# Written problem:
Return each line of the listing below, unchanged, and omit the images.

-- start --

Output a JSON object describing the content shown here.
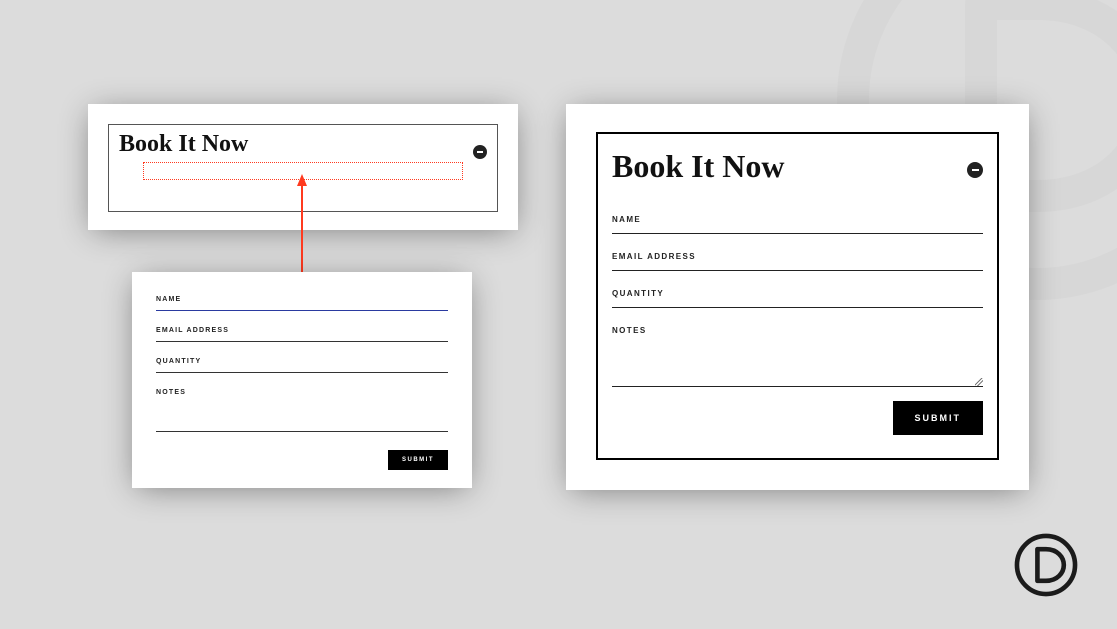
{
  "builder": {
    "title": "Book It Now"
  },
  "small_form": {
    "fields": {
      "name_label": "NAME",
      "email_label": "EMAIL ADDRESS",
      "quantity_label": "QUANTITY",
      "notes_label": "NOTES"
    },
    "submit_label": "SUBMIT"
  },
  "large_form": {
    "title": "Book It Now",
    "fields": {
      "name_label": "NAME",
      "email_label": "EMAIL ADDRESS",
      "quantity_label": "QUANTITY",
      "notes_label": "NOTES"
    },
    "submit_label": "SUBMIT"
  }
}
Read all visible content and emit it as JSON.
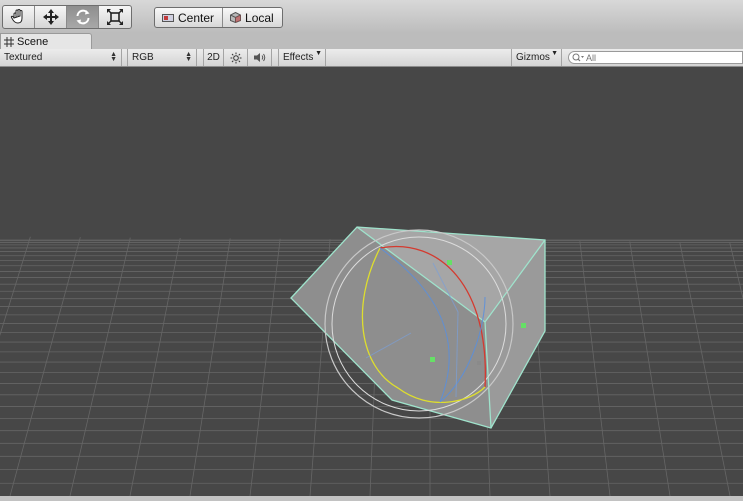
{
  "toolbar": {
    "tools": [
      {
        "name": "hand-icon",
        "active": false
      },
      {
        "name": "move-icon",
        "active": false
      },
      {
        "name": "rotate-icon",
        "active": true
      },
      {
        "name": "scale-icon",
        "active": false
      }
    ],
    "pivot_label": "Center",
    "space_label": "Local"
  },
  "tab": {
    "label": "Scene"
  },
  "scenebar": {
    "draw_mode": "Textured",
    "render_mode": "RGB",
    "mode_2d": "2D",
    "effects": "Effects",
    "gizmos": "Gizmos",
    "search_placeholder": "All"
  },
  "viewport": {
    "background": "#474747",
    "grid_color": "#6a6a6a",
    "cube_outline": "#9fe3cc",
    "gizmo_x_color": "#d43a2f",
    "gizmo_y_color": "#dede2e",
    "gizmo_z_color": "#5b8fdc",
    "handle_color": "#66e066"
  }
}
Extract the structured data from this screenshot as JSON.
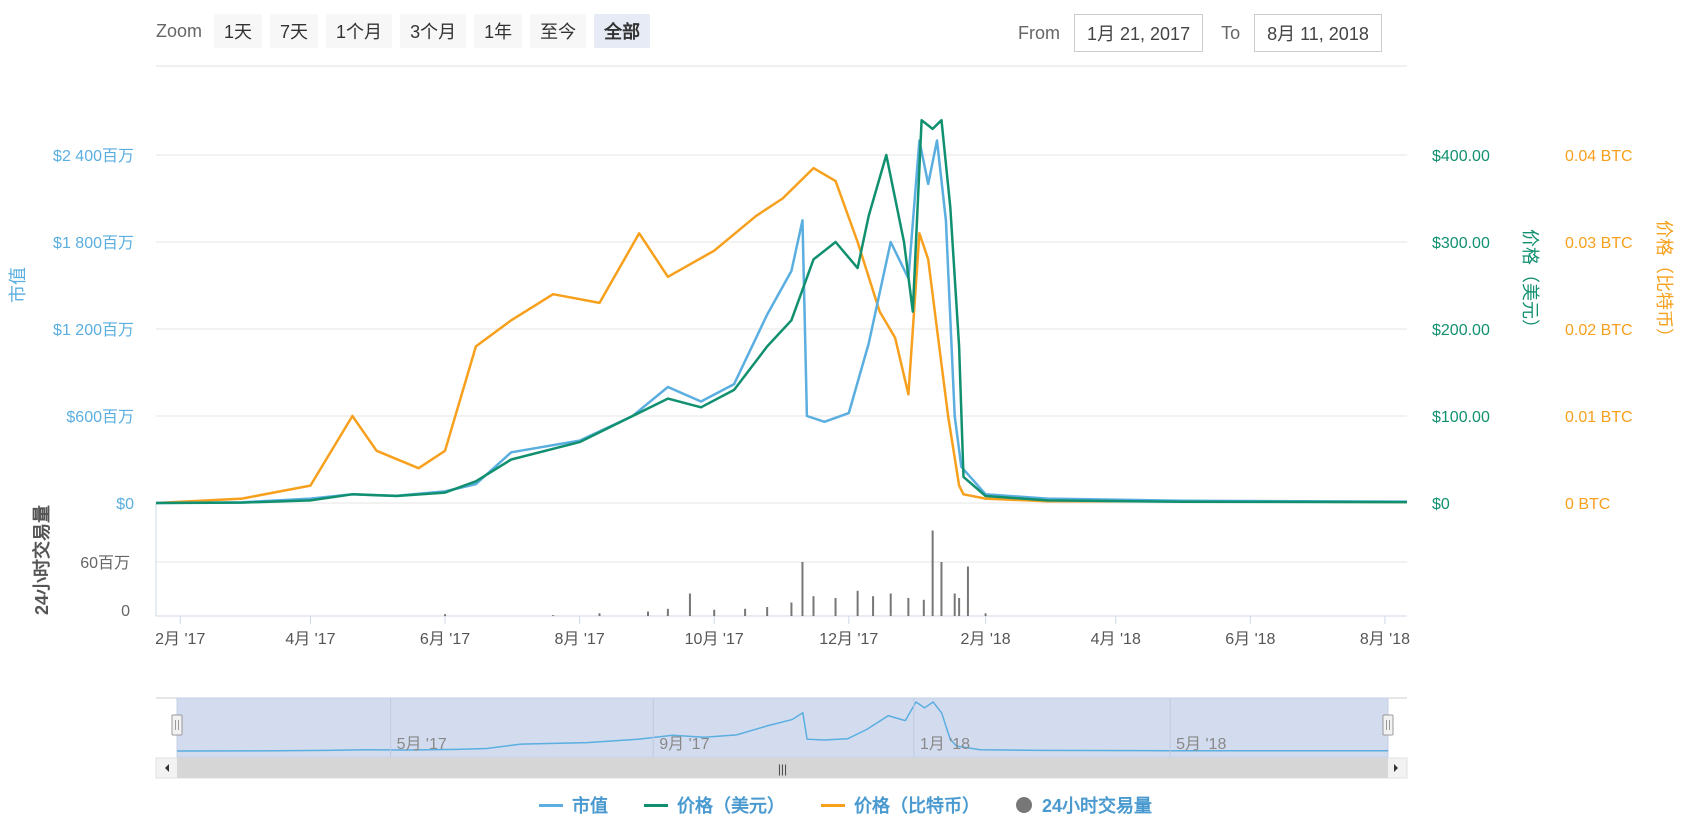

-- end --

# Answer to this task:
Output a JSON object describing the content shown here.
{
  "builder": {
    "title": "Book It Now"
  },
  "small_form": {
    "fields": {
      "name_label": "NAME",
      "email_label": "EMAIL ADDRESS",
      "quantity_label": "QUANTITY",
      "notes_label": "NOTES"
    },
    "submit_label": "SUBMIT"
  },
  "large_form": {
    "title": "Book It Now",
    "fields": {
      "name_label": "NAME",
      "email_label": "EMAIL ADDRESS",
      "quantity_label": "QUANTITY",
      "notes_label": "NOTES"
    },
    "submit_label": "SUBMIT"
  }
}
Read all visible content and emit it as JSON.
{
  "toolbar": {
    "tools": [
      {
        "name": "hand-icon",
        "active": false
      },
      {
        "name": "move-icon",
        "active": false
      },
      {
        "name": "rotate-icon",
        "active": true
      },
      {
        "name": "scale-icon",
        "active": false
      }
    ],
    "pivot_label": "Center",
    "space_label": "Local"
  },
  "tab": {
    "label": "Scene"
  },
  "scenebar": {
    "draw_mode": "Textured",
    "render_mode": "RGB",
    "mode_2d": "2D",
    "effects": "Effects",
    "gizmos": "Gizmos",
    "search_placeholder": "All"
  },
  "viewport": {
    "background": "#474747",
    "grid_color": "#6a6a6a",
    "cube_outline": "#9fe3cc",
    "gizmo_x_color": "#d43a2f",
    "gizmo_y_color": "#dede2e",
    "gizmo_z_color": "#5b8fdc",
    "handle_color": "#66e066"
  }
}
Extract the structured data from this screenshot as JSON.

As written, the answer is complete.